**Goal**:
Every line of the material below must be repeated exactly.

**Exercise material**:

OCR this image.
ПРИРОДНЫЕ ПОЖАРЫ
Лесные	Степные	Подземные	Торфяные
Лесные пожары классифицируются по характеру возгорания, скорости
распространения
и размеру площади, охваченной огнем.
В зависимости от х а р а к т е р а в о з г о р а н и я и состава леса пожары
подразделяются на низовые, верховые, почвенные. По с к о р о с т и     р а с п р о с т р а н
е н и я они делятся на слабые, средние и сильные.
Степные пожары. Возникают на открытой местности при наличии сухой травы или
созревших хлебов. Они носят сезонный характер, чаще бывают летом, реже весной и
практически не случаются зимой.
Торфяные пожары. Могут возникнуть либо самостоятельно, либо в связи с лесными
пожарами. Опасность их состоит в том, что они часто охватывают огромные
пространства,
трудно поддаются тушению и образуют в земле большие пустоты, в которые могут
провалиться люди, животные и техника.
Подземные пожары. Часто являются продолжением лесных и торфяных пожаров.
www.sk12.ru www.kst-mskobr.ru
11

**Reply**:
OCR this image.
ПРИРОДНЫЕ ПОЖАРЫ
Лесные	Степные	Подземные	Торфяные
Лесные пожары классифицируются по характеру возгорания, скорости
распространения
и размеру площади, охваченной огнем.
В зависимости от х а р а к т е р а в о з г о р а н и я и состава леса пожары
подразделяются на низовые, верховые, почвенные. По с к о р о с т и     р а с п р о с т р а н
е н и я они делятся на слабые, средние и сильные.
Степные пожары. Возникают на открытой местности при наличии сухой травы или
созревших хлебов. Они носят сезонный характер, чаще бывают летом, реже весной и
практически не случаются зимой.
Торфяные пожары. Могут возникнуть либо самостоятельно, либо в связи с лесными
пожарами. Опасность их состоит в том, что они часто охватывают огромные
пространства,
трудно поддаются тушению и образуют в земле большие пустоты, в которые могут
провалиться люди, животные и техника.
Подземные пожары. Часто являются продолжением лесных и торфяных пожаров.
www.sk12.ru www.kst-mskobr.ru
11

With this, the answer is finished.